Given instruction: Turn every line of the items below into a numbered list, skipping the blank lines. Leave the pictures out of your answer.

Rows of the dataset:
┌────────

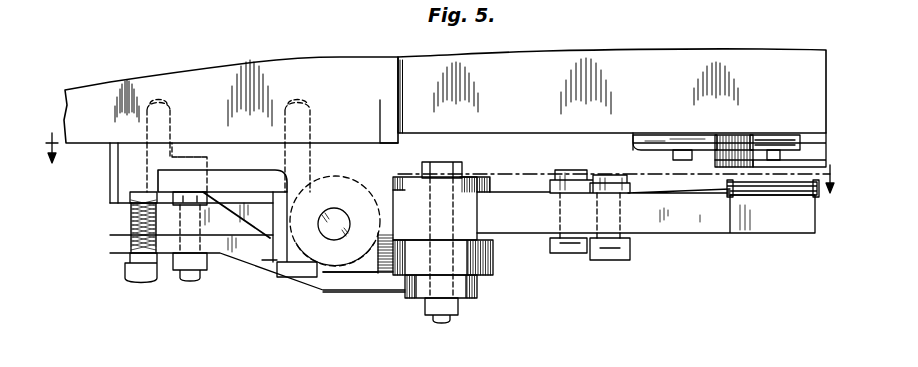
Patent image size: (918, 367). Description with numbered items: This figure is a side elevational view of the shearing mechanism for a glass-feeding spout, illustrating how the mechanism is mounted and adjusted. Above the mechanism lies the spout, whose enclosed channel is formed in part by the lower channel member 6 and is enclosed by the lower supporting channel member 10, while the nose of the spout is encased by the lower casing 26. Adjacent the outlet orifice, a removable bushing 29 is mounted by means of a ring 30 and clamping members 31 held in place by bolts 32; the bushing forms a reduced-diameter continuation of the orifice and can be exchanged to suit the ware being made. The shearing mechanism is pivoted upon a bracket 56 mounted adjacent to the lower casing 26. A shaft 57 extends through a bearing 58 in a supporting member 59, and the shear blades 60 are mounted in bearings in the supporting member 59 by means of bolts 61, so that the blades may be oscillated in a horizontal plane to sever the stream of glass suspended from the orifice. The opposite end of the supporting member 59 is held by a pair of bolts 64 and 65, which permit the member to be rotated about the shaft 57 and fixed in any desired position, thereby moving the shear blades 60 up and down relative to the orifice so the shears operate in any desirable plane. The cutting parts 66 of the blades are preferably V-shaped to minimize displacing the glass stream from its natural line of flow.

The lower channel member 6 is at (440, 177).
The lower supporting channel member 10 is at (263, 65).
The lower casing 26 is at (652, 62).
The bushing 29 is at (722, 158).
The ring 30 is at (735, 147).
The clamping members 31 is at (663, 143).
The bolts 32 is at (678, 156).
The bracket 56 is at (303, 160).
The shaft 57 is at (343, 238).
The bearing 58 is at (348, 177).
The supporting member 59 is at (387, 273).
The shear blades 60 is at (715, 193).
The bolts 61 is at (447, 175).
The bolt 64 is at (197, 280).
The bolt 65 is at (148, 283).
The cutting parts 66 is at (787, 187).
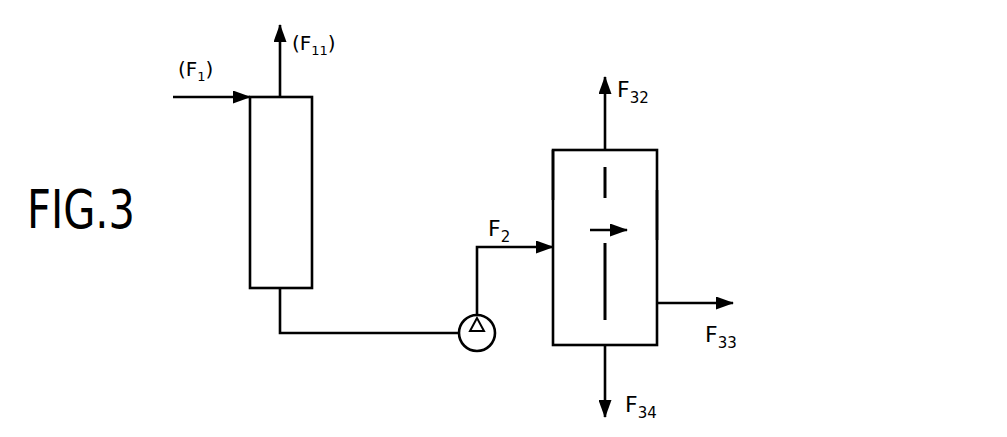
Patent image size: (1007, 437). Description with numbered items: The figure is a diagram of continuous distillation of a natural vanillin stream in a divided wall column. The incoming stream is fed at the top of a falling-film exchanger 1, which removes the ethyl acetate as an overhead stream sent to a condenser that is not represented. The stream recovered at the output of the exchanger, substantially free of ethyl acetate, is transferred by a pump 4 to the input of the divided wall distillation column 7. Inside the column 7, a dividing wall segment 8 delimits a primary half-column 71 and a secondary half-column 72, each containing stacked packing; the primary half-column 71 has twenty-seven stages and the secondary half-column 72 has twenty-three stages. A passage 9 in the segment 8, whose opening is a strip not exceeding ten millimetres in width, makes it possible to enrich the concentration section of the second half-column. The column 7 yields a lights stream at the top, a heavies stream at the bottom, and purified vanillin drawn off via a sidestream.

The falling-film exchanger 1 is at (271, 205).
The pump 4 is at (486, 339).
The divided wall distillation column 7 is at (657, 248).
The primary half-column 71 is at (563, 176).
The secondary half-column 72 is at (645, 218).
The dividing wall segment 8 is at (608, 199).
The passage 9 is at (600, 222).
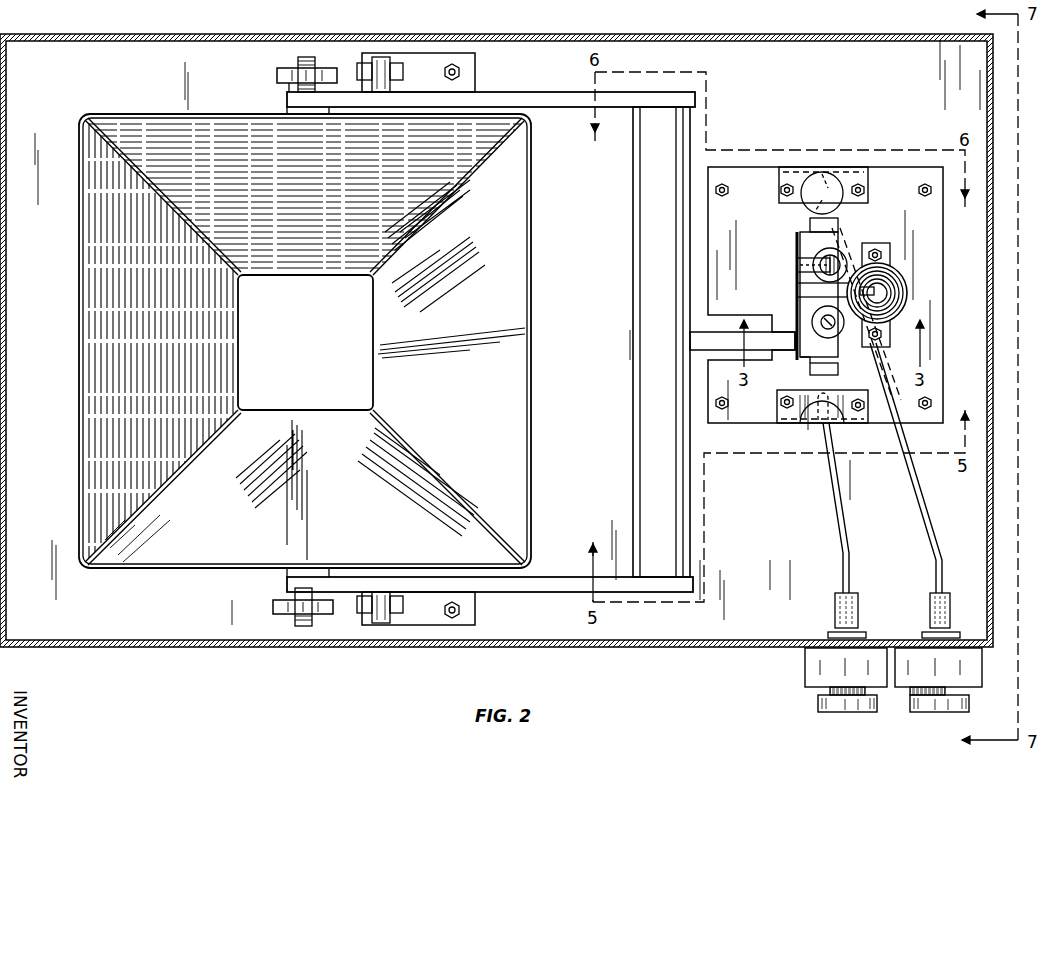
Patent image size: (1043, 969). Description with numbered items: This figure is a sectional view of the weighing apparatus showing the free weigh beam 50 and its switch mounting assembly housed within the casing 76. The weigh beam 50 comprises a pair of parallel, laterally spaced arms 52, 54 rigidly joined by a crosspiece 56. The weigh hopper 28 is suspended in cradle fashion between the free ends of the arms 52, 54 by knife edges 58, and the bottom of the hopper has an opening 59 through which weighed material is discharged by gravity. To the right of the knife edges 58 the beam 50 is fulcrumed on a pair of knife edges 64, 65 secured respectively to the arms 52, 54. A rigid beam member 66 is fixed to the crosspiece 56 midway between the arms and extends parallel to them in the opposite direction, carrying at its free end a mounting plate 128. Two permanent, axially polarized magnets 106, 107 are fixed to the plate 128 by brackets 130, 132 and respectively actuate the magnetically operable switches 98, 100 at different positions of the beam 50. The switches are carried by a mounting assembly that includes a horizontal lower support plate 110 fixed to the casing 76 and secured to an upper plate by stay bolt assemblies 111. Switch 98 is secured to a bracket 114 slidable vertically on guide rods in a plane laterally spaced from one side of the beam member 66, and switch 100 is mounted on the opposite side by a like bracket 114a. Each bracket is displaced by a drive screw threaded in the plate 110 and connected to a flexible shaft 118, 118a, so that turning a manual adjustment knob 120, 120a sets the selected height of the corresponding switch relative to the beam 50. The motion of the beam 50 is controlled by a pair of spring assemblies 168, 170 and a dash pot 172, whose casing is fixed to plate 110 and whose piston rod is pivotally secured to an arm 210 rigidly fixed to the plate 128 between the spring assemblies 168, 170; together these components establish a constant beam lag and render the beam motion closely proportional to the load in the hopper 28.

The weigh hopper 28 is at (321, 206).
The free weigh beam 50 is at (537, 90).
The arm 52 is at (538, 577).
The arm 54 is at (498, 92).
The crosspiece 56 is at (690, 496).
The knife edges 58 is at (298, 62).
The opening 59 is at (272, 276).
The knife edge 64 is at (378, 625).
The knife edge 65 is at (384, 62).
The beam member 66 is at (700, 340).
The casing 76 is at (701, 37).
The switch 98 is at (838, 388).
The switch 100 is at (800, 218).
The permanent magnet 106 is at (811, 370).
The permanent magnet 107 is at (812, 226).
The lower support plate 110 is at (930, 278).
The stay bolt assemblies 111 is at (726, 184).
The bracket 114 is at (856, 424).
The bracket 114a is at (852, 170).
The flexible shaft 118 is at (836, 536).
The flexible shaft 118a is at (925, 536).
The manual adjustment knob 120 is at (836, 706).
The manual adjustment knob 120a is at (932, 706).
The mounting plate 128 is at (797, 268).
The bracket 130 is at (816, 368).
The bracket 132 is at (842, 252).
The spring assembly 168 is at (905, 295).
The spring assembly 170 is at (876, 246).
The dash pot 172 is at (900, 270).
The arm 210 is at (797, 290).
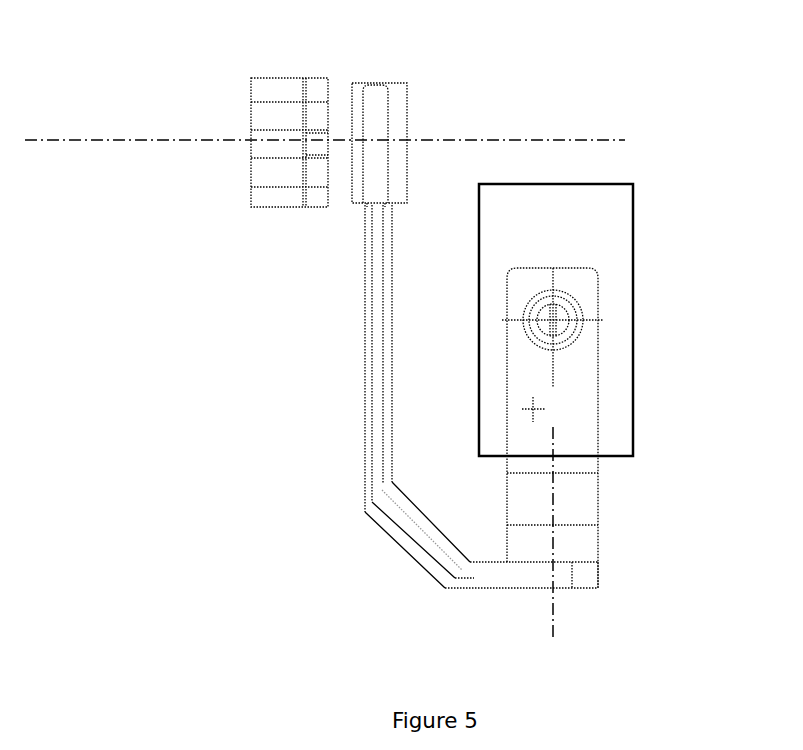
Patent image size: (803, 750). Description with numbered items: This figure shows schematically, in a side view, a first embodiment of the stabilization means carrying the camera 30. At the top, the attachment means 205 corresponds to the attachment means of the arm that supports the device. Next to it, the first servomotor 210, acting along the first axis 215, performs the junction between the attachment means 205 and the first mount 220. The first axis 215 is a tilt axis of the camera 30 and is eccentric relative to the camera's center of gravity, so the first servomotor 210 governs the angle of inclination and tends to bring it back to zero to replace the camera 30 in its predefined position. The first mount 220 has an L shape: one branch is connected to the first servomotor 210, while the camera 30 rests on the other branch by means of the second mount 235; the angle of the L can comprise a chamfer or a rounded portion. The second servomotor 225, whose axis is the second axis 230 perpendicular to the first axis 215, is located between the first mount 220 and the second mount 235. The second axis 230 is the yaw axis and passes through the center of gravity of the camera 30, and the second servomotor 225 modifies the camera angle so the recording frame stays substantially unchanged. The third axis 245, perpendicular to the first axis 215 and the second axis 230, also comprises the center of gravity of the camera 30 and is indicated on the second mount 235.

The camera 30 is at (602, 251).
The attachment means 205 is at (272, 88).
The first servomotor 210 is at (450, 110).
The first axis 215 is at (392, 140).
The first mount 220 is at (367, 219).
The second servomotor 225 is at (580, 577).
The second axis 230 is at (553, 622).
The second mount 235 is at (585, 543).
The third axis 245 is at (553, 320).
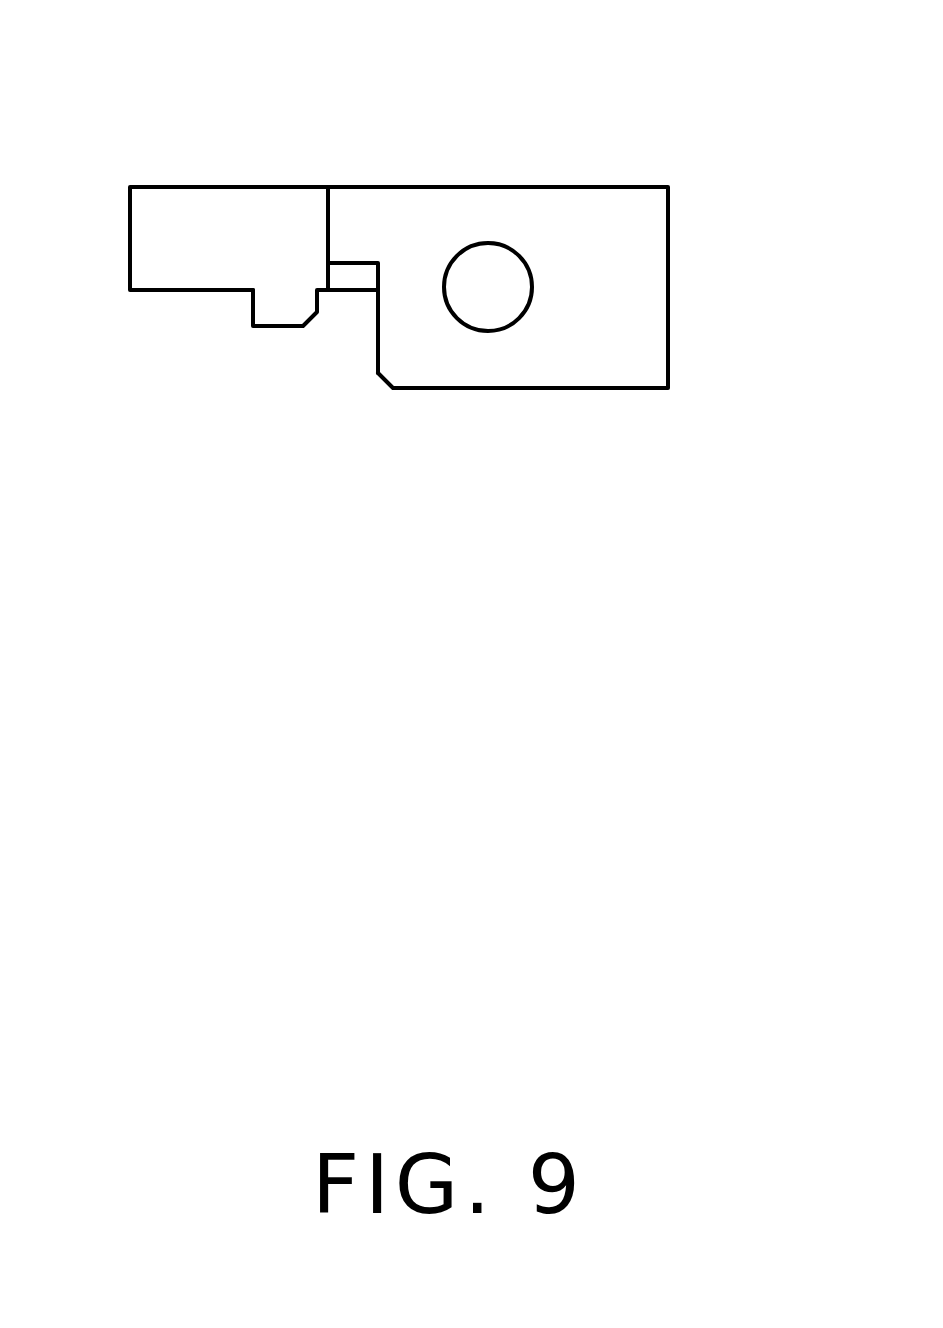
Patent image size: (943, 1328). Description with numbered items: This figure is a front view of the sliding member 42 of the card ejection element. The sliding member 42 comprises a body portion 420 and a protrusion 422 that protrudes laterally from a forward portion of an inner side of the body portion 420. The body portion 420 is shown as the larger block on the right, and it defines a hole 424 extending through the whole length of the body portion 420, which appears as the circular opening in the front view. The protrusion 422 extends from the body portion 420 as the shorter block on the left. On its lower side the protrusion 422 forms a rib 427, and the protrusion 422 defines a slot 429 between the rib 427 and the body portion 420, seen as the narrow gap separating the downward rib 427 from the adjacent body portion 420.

└────────

The response:
1. Patent image size: (918, 367). Description with numbered items: This figure is a side elevational view of the shearing mechanism for a glass-feeding spout, illustrating how the mechanism is mounted and adjusted. Above the mechanism lies the spout, whose enclosed channel is formed in part by the lower channel member 6 and is enclosed by the lower supporting channel member 10, while the nose of the spout is encased by the lower casing 26. Adjacent the outlet orifice, a removable bushing 29 is mounted by means of a ring 30 and clamping members 31 held in place by bolts 32; the bushing forms a reduced-diameter continuation of the orifice and can be exchanged to suit the ware being made. The shearing mechanism is pivoted upon a bracket 56 mounted adjacent to the lower casing 26. A shaft 57 extends through a bearing 58 in a supporting member 59, and the shear blades 60 are mounted in bearings in the supporting member 59 by means of bolts 61, so that the blades may be oscillated in a horizontal plane to sever the stream of glass suspended from the orifice. The opposite end of the supporting member 59 is held by a pair of bolts 64 and 65, which permit the member to be rotated about the shaft 57 and fixed in any desired position, thereby moving the shear blades 60 up and down relative to the orifice so the shears operate in any desirable plane. The cutting parts 66 of the blades are preferably V-shaped to minimize displacing the glass stream from its natural line of flow.
2. The lower channel member 6 is at (440, 177).
3. The lower supporting channel member 10 is at (263, 65).
4. The lower casing 26 is at (652, 62).
5. The bushing 29 is at (722, 158).
6. The ring 30 is at (735, 147).
7. The clamping members 31 is at (663, 143).
8. The bolts 32 is at (678, 156).
9. The bracket 56 is at (303, 160).
10. The shaft 57 is at (343, 238).
11. The bearing 58 is at (348, 177).
12. The supporting member 59 is at (387, 273).
13. The shear blades 60 is at (715, 193).
14. The bolts 61 is at (447, 175).
15. The bolt 64 is at (197, 280).
16. The bolt 65 is at (148, 283).
17. The cutting parts 66 is at (787, 187).
18. Patent image size: (1007, 437). Description with numbered items: The figure is a diagram of continuous distillation of a natural vanillin stream in a divided wall column. The incoming stream is fed at the top of a falling-film exchanger 1, which removes the ethyl acetate as an overhead stream sent to a condenser that is not represented. The stream recovered at the output of the exchanger, substantially free of ethyl acetate, is transferred by a pump 4 to the input of the divided wall distillation column 7. Inside the column 7, a dividing wall segment 8 delimits a primary half-column 71 and a secondary half-column 72, each containing stacked packing; the primary half-column 71 has twenty-seven stages and the secondary half-column 72 has twenty-three stages. A passage 9 in the segment 8, whose opening is a strip not exceeding ten millimetres in width, makes it possible to enrich the concentration section of the second half-column. The column 7 yields a lights stream at the top, a heavies stream at the bottom, and purified vanillin drawn off via a sidestream.
19. The falling-film exchanger 1 is at (271, 205).
20. The pump 4 is at (486, 339).
21. The divided wall distillation column 7 is at (657, 248).
22. The primary half-column 71 is at (563, 176).
23. The secondary half-column 72 is at (645, 218).
24. The dividing wall segment 8 is at (608, 199).
25. The passage 9 is at (600, 222).
26. Patent image size: (1043, 969). Description with numbered items: This figure is a sectional view of the weighing apparatus showing the free weigh beam 50 and its switch mounting assembly housed within the casing 76. The weigh beam 50 comprises a pair of parallel, laterally spaced arms 52, 54 rigidly joined by a crosspiece 56. The weigh hopper 28 is suspended in cradle fashion between the free ends of the arms 52, 54 by knife edges 58, and the bottom of the hopper has an opening 59 through which weighed material is discharged by gravity. To the right of the knife edges 58 the beam 50 is fulcrumed on a pair of knife edges 64, 65 secured respectively to the arms 52, 54. A rigid beam member 66 is fixed to the crosspiece 56 midway between the arms and extends parallel to them in the opposite direction, carrying at its free end a mounting plate 128. Two permanent, axially polarized magnets 106, 107 are fixed to the plate 128 by brackets 130, 132 and respectively actuate the magnetically operable switches 98, 100 at different positions of the beam 50. The switches are carried by a mounting assembly that includes a horizontal lower support plate 110 fixed to the casing 76 and secured to an upper plate by stay bolt assemblies 111. Switch 98 is secured to a bracket 114 slidable vertically on guide rods in a plane laterally spaced from one side of the beam member 66, and switch 100 is mounted on the opposite side by a like bracket 114a. Each bracket is displaced by a drive screw threaded in the plate 110 and connected to a flexible shaft 118, 118a, so that turning a manual adjustment knob 120, 120a sets the selected height of the corresponding switch relative to the beam 50. The motion of the beam 50 is controlled by a pair of spring assemblies 168, 170 and a dash pot 172, whose casing is fixed to plate 110 and whose piston rod is pivotally secured to an arm 210 rigidly fixed to the plate 128 between the spring assemblies 168, 170; together these components establish a constant beam lag and render the beam motion closely proportional to the load in the hopper 28.
27. The weigh hopper 28 is at (321, 206).
28. The free weigh beam 50 is at (537, 90).
29. The arm 52 is at (538, 577).
30. The arm 54 is at (498, 92).
31. The crosspiece 56 is at (690, 496).
32. The knife edges 58 is at (298, 62).
33. The opening 59 is at (272, 276).
34. The knife edge 64 is at (378, 625).
35. The knife edge 65 is at (384, 62).
36. The beam member 66 is at (700, 340).
37. The casing 76 is at (701, 37).
38. The switch 98 is at (838, 388).
39. The switch 100 is at (800, 218).
40. The permanent magnet 106 is at (811, 370).
41. The permanent magnet 107 is at (812, 226).
42. The lower support plate 110 is at (930, 278).
43. The stay bolt assemblies 111 is at (726, 184).
44. The bracket 114 is at (856, 424).
45. The bracket 114a is at (852, 170).
46. The flexible shaft 118 is at (836, 536).
47. The flexible shaft 118a is at (925, 536).
48. The manual adjustment knob 120 is at (836, 706).
49. The manual adjustment knob 120a is at (932, 706).
50. The mounting plate 128 is at (797, 268).
51. The bracket 130 is at (816, 368).
52. The bracket 132 is at (842, 252).
53. The spring assembly 168 is at (905, 295).
54. The spring assembly 170 is at (876, 246).
55. The dash pot 172 is at (900, 270).
56. The arm 210 is at (797, 290).
57. Patent image size: (803, 750). Description with numbered items: This figure shows schematically, in a side view, a first embodiment of the stabilization means carrying the camera 30. At the top, the attachment means 205 corresponds to the attachment means of the arm that supports the device. Next to it, the first servomotor 210, acting along the first axis 215, performs the junction between the attachment means 205 and the first mount 220. The first axis 215 is a tilt axis of the camera 30 and is eccentric relative to the camera's center of gravity, so the first servomotor 210 governs the angle of inclination and tends to bring it back to zero to replace the camera 30 in its predefined position. The first mount 220 has an L shape: one branch is connected to the first servomotor 210, while the camera 30 rests on the other branch by means of the second mount 235; the angle of the L can comprise a chamfer or a rounded portion. The second servomotor 225, whose axis is the second axis 230 perpendicular to the first axis 215, is located between the first mount 220 and the second mount 235. The second axis 230 is the yaw axis and passes through the center of gravity of the camera 30, and the second servomotor 225 modifies the camera angle so the recording frame stays substantially unchanged. The third axis 245, perpendicular to the first axis 215 and the second axis 230, also comprises the center of gravity of the camera 30 and is indicated on the second mount 235.
58. The camera 30 is at (602, 251).
59. The attachment means 205 is at (272, 88).
60. The first servomotor 210 is at (450, 110).
61. The first axis 215 is at (392, 140).
62. The first mount 220 is at (367, 219).
63. The second servomotor 225 is at (580, 577).
64. The second axis 230 is at (553, 622).
65. The second mount 235 is at (585, 543).
66. The third axis 245 is at (553, 320).
67. Patent image size: (943, 1328). Description with numbered items: This figure is a front view of the sliding member 42 of the card ejection element. The sliding member 42 comprises a body portion 420 and a protrusion 422 that protrudes laterally from a forward portion of an inner side of the body portion 420. The body portion 420 is shown as the larger block on the right, and it defines a hole 424 extending through the whole length of the body portion 420, which appears as the circular opening in the front view. The protrusion 422 extends from the body portion 420 as the shorter block on the left. On its lower side the protrusion 422 forms a rib 427, and the protrusion 422 defines a slot 429 between the rib 427 and the body portion 420, seen as the narrow gap separating the downward rib 427 from the adjacent body portion 420.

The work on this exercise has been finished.